(Dataset items)
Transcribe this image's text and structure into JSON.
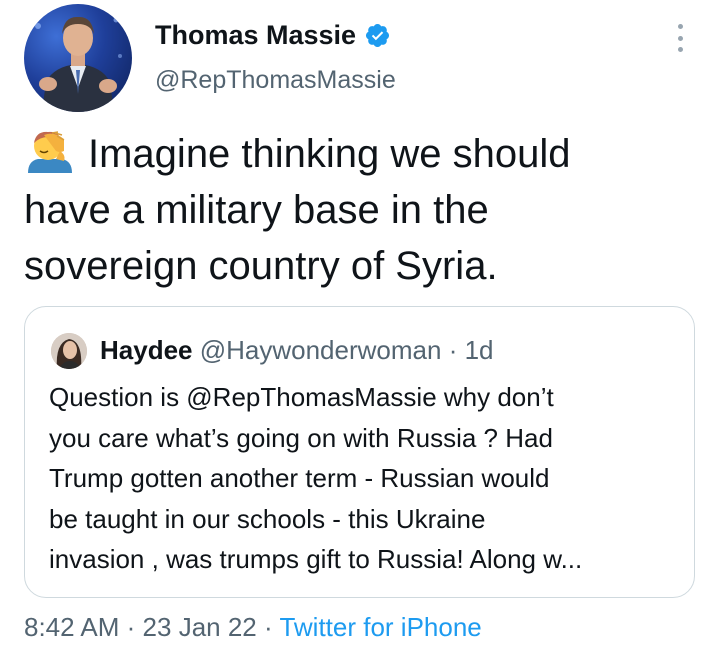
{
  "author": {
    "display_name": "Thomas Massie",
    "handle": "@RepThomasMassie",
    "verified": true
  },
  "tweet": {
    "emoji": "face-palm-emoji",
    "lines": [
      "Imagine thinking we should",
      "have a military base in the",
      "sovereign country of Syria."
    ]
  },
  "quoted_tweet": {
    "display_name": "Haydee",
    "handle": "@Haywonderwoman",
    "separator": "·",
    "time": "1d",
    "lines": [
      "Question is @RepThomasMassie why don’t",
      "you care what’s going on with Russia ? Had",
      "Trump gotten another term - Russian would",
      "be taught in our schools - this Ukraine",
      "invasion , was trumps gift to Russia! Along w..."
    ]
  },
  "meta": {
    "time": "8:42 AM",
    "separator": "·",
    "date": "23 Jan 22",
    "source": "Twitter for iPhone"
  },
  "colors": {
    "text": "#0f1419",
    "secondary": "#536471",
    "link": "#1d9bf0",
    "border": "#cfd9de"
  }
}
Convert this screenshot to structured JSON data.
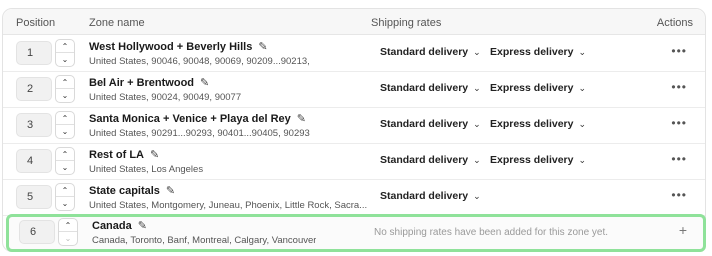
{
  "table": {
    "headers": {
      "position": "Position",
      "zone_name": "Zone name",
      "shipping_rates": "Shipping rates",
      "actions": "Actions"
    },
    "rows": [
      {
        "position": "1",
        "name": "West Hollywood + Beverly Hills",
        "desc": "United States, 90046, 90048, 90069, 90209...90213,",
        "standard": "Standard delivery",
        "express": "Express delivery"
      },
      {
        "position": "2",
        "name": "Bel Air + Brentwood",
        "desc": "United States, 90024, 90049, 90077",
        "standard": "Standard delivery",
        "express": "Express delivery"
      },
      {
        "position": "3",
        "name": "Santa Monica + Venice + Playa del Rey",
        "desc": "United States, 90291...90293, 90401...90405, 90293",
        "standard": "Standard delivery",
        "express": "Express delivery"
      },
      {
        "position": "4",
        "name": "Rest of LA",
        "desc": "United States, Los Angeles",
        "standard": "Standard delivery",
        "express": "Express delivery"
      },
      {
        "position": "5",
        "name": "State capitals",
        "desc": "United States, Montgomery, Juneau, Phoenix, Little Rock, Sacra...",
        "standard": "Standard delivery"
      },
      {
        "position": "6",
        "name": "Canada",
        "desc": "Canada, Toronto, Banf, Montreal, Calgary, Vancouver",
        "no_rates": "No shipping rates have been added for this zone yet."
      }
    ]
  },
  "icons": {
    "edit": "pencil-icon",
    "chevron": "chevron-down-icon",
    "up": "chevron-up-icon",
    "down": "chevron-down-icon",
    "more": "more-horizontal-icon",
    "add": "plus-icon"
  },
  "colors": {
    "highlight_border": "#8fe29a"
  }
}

Aim:
Report all lines of the data above that include the string "position".

Solution:
      "position": "Position",
        "position": "1",
        "position": "2",
        "position": "3",
        "position": "4",
        "position": "5",
        "position": "6",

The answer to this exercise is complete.